_Short exercise:_
Show each line that has the string "资本开支" in it.

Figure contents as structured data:
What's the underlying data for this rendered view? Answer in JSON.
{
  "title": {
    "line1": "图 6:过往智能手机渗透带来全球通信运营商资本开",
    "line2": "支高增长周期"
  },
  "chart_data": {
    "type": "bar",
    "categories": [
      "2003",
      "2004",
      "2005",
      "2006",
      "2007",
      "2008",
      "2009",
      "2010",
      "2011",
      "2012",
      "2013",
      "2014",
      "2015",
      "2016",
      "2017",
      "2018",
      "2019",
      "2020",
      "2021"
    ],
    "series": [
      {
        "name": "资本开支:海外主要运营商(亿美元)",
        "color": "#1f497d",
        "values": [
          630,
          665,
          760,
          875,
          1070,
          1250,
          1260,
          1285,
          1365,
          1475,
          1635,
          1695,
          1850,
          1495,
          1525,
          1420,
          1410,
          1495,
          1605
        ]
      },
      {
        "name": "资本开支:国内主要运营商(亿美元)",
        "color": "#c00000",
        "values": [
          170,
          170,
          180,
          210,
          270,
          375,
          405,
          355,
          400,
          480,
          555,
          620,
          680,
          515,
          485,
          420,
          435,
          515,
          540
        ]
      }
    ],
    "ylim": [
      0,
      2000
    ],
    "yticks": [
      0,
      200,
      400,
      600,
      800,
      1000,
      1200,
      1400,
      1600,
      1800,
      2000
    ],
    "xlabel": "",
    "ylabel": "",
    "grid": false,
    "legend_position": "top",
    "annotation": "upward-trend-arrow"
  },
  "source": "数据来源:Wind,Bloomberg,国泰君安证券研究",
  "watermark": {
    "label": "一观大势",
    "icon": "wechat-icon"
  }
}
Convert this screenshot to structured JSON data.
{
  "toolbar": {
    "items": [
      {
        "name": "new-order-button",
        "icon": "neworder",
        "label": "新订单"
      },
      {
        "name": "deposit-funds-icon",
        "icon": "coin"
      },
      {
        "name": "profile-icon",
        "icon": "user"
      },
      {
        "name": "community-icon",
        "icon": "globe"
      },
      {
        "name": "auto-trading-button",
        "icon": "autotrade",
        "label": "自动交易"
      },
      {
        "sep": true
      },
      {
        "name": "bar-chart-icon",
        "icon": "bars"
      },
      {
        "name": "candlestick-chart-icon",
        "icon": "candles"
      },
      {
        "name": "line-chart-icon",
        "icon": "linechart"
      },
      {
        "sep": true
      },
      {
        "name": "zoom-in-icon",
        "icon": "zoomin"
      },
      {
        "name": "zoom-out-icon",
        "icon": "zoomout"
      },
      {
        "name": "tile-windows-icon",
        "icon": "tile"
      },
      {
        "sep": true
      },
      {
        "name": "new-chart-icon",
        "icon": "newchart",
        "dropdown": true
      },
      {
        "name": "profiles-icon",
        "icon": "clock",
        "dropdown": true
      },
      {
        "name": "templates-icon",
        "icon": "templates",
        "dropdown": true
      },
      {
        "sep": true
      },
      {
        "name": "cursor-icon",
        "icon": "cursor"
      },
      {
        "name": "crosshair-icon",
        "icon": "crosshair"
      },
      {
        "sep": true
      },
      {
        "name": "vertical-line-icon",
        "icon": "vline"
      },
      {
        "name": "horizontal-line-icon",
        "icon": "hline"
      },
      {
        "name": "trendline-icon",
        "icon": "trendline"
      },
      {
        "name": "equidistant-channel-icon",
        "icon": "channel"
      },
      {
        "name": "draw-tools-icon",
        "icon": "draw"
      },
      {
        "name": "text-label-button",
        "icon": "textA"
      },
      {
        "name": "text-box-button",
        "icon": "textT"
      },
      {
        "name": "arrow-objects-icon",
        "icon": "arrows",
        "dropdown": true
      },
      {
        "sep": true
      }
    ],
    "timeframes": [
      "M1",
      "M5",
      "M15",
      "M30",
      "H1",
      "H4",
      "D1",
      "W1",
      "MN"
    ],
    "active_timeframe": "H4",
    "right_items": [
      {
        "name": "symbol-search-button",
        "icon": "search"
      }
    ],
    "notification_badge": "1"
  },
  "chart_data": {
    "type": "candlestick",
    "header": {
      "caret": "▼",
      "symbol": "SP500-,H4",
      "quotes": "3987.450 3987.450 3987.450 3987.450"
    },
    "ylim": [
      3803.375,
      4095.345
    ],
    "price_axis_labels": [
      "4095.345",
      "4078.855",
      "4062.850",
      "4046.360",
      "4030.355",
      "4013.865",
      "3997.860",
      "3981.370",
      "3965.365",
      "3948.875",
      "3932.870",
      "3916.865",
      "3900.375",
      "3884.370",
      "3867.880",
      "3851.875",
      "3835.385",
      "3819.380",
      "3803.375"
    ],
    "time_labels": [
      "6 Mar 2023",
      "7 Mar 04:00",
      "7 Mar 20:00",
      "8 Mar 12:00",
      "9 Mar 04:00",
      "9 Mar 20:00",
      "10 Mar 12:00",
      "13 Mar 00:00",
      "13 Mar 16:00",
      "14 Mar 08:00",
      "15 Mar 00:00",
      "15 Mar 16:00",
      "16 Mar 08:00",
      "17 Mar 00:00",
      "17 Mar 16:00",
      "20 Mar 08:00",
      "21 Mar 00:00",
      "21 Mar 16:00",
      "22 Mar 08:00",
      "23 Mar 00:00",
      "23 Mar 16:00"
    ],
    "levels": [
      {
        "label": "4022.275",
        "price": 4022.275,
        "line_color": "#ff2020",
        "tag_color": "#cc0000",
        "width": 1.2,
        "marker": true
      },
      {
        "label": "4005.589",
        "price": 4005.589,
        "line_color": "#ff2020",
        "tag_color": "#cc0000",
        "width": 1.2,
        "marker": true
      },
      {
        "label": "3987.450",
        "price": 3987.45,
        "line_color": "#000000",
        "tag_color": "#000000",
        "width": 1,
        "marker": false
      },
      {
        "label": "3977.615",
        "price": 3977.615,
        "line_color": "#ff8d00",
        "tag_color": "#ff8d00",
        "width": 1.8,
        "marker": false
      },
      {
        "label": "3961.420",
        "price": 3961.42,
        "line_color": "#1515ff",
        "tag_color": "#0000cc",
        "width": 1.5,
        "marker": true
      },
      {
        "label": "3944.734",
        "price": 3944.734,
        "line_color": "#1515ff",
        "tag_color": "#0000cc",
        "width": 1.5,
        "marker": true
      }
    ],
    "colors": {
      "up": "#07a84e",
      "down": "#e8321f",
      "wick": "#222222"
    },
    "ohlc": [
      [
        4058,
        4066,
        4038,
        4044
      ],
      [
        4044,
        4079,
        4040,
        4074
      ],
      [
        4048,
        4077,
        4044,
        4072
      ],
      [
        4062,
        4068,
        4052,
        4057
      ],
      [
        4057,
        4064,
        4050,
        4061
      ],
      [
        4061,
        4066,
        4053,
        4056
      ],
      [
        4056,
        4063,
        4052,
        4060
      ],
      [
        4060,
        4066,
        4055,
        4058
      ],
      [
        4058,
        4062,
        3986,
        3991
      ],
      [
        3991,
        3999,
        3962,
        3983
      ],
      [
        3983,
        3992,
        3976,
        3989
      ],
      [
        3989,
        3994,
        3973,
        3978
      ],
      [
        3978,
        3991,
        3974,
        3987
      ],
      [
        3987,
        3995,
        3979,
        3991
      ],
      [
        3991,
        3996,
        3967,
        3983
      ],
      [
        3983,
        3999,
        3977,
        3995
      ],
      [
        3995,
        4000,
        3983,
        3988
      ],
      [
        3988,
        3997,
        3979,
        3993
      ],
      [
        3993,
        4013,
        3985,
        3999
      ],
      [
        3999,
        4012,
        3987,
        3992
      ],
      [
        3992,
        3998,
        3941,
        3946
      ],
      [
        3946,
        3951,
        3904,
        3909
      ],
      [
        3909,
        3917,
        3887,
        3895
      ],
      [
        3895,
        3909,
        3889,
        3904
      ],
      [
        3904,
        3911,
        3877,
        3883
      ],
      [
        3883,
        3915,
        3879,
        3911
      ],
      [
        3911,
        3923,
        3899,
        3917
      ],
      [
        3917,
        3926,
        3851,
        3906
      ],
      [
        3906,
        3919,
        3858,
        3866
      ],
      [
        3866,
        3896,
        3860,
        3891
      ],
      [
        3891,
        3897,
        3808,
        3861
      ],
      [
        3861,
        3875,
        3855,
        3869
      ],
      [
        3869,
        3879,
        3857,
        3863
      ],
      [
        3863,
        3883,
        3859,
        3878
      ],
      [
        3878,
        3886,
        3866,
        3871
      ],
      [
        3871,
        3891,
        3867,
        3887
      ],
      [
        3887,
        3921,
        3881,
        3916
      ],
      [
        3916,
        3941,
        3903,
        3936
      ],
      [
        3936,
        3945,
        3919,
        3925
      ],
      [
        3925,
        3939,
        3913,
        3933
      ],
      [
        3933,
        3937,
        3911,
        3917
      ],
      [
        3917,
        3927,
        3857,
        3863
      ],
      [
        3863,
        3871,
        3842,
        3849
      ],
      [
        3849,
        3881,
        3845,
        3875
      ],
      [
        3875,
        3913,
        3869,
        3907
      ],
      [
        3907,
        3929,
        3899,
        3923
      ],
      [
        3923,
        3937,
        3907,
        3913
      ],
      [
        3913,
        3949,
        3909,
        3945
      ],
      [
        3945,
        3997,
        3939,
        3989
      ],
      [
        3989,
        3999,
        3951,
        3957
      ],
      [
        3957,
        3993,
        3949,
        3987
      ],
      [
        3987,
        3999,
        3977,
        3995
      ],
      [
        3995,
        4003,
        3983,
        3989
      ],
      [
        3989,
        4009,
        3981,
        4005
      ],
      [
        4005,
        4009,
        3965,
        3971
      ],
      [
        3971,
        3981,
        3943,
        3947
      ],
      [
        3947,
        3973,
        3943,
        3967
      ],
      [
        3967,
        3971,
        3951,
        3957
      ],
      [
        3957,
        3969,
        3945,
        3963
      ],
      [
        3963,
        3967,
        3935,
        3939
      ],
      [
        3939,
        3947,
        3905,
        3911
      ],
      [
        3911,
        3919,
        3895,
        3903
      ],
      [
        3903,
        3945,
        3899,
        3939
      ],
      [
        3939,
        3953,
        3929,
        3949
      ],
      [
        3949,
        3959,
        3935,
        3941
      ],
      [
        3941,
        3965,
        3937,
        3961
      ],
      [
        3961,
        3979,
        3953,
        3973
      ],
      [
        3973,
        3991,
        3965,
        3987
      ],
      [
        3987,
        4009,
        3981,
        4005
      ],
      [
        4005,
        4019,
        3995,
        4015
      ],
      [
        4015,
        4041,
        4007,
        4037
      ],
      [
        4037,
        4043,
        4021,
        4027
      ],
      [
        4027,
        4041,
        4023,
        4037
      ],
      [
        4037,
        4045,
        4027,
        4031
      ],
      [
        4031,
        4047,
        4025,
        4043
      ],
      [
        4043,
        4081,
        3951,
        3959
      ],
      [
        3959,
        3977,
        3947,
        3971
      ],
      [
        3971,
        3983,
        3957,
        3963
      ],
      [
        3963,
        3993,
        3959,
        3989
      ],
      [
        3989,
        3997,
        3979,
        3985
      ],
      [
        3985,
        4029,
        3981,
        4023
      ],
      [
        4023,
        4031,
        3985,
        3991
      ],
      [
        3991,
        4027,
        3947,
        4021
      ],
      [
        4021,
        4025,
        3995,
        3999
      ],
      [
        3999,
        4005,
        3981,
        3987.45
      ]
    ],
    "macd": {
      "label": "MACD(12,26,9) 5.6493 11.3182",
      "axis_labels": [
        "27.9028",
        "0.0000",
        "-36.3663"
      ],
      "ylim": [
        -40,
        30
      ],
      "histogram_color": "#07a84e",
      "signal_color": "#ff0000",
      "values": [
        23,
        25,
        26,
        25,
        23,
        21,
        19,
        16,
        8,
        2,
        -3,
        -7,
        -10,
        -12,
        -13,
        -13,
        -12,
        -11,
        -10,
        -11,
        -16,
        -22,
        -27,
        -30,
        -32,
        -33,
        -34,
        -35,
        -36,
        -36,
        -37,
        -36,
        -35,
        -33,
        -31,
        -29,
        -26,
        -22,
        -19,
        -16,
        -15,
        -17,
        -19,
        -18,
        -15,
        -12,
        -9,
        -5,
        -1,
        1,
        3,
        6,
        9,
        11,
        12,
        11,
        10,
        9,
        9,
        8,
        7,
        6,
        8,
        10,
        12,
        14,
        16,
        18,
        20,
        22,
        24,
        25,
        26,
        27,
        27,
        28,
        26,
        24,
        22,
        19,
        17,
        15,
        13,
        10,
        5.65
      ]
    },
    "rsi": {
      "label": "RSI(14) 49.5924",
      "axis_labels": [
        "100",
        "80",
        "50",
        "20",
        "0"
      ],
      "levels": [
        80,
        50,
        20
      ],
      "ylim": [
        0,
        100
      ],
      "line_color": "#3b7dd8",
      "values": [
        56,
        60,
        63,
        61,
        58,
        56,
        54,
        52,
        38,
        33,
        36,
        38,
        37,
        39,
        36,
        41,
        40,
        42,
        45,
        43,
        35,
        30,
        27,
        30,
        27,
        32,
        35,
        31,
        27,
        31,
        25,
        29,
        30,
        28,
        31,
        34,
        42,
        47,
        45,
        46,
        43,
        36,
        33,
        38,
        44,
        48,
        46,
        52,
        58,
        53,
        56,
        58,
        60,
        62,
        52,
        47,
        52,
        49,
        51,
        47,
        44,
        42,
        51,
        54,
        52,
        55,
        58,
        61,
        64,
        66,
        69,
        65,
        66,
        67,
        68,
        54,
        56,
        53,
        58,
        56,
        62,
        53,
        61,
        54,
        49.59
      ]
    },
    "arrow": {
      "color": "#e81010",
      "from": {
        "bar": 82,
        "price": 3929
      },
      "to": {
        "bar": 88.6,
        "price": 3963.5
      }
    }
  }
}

_Exercise output:_
        "name": "资本开支:海外主要运营商(亿美元)",
        "name": "资本开支:国内主要运营商(亿美元)",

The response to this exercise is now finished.